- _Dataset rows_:
- - -

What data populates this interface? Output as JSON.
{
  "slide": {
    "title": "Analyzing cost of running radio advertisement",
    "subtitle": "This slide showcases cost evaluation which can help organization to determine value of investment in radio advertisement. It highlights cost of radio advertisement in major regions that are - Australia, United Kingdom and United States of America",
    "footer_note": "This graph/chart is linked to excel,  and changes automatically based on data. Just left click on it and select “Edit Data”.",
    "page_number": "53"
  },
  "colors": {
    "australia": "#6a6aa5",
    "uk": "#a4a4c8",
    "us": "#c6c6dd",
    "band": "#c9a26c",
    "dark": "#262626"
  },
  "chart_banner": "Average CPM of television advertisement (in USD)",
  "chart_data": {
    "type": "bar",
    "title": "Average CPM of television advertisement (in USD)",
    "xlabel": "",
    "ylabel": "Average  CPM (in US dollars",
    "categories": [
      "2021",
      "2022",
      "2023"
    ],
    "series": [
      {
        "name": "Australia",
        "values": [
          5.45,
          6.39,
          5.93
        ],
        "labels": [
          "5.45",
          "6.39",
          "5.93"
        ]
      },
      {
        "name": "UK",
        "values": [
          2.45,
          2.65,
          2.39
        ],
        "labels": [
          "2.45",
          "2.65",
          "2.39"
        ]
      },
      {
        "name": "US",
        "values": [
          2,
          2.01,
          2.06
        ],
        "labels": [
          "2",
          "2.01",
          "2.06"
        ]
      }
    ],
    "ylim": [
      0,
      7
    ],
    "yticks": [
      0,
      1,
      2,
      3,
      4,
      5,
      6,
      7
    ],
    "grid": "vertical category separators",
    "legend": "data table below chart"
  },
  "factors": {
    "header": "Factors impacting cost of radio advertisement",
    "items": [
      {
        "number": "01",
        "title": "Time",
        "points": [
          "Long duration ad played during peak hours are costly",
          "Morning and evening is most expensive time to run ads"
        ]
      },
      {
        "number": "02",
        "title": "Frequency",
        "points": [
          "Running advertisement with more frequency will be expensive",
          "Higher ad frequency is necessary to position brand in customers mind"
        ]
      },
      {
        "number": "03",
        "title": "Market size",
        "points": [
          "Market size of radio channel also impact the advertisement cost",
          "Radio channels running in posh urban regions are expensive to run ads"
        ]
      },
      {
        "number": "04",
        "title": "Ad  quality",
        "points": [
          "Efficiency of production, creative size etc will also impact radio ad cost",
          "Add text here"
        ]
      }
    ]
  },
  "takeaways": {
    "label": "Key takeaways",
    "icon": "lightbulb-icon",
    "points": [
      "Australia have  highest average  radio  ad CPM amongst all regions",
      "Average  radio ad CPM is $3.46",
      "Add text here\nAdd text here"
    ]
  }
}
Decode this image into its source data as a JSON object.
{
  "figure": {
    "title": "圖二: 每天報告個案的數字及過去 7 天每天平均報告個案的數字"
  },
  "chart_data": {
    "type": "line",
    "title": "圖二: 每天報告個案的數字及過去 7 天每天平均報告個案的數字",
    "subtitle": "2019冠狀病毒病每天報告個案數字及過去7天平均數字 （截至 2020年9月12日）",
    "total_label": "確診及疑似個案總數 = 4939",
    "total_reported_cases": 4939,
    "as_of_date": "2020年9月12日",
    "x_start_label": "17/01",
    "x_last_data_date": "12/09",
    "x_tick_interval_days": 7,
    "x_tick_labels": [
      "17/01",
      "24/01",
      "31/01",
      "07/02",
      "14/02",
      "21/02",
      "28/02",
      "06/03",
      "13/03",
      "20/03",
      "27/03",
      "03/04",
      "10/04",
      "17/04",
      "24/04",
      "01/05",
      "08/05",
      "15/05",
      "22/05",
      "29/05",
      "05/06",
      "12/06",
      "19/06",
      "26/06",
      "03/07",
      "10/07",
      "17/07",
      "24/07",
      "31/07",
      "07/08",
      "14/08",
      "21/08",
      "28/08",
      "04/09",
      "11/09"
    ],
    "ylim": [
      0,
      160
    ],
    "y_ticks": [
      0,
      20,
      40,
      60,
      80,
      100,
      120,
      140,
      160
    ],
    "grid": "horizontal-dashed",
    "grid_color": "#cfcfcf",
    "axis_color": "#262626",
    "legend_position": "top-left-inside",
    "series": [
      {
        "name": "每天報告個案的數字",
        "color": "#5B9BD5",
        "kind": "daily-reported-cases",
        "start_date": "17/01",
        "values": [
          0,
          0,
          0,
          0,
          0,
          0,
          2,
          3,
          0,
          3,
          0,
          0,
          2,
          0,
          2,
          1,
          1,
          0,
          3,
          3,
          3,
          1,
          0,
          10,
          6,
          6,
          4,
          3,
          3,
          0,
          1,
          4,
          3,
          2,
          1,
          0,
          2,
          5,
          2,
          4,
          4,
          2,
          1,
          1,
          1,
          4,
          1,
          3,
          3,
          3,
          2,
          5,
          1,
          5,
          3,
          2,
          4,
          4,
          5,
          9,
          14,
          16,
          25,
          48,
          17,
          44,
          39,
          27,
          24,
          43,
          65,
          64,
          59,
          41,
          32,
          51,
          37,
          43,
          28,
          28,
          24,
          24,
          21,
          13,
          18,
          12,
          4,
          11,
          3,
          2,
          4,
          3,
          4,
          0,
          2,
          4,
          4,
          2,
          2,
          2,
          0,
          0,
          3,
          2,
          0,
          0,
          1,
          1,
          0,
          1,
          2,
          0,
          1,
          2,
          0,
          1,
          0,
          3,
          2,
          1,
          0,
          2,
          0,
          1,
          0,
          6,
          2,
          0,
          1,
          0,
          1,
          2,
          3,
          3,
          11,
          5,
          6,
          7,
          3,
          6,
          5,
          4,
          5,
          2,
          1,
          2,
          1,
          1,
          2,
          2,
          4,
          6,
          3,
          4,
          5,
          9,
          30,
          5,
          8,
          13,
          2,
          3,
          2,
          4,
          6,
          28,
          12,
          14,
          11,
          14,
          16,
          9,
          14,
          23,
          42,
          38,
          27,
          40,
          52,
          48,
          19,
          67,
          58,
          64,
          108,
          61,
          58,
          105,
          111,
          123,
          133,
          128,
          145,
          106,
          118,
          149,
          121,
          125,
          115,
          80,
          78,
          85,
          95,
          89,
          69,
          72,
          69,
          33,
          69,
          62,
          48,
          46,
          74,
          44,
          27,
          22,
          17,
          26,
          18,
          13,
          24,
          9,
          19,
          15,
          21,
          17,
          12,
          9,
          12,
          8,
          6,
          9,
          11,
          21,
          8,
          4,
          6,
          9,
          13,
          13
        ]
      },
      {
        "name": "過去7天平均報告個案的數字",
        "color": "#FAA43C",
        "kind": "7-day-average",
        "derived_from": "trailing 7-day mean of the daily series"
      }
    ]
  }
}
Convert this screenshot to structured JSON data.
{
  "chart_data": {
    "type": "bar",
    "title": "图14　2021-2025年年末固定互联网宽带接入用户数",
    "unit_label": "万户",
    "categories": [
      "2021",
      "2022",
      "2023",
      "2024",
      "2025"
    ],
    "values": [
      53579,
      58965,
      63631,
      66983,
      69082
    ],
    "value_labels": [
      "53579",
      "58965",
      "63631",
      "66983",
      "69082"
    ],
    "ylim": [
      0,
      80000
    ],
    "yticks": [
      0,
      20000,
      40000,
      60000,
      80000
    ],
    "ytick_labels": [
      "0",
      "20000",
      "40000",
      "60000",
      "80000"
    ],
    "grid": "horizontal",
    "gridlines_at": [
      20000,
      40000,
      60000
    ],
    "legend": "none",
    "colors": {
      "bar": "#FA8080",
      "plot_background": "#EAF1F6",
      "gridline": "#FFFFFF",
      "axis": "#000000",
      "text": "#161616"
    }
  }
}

- - -

- _Problem statement_: With the line containing "Convert this screenshot" as the first and the last line of the records as the final one, print exactly the lines in that span.

- _Final result_:
Convert this screenshot to structured JSON data.
{
  "chart_data": {
    "type": "bar",
    "title": "图14　2021-2025年年末固定互联网宽带接入用户数",
    "unit_label": "万户",
    "categories": [
      "2021",
      "2022",
      "2023",
      "2024",
      "2025"
    ],
    "values": [
      53579,
      58965,
      63631,
      66983,
      69082
    ],
    "value_labels": [
      "53579",
      "58965",
      "63631",
      "66983",
      "69082"
    ],
    "ylim": [
      0,
      80000
    ],
    "yticks": [
      0,
      20000,
      40000,
      60000,
      80000
    ],
    "ytick_labels": [
      "0",
      "20000",
      "40000",
      "60000",
      "80000"
    ],
    "grid": "horizontal",
    "gridlines_at": [
      20000,
      40000,
      60000
    ],
    "legend": "none",
    "colors": {
      "bar": "#FA8080",
      "plot_background": "#EAF1F6",
      "gridline": "#FFFFFF",
      "axis": "#000000",
      "text": "#161616"
    }
  }
}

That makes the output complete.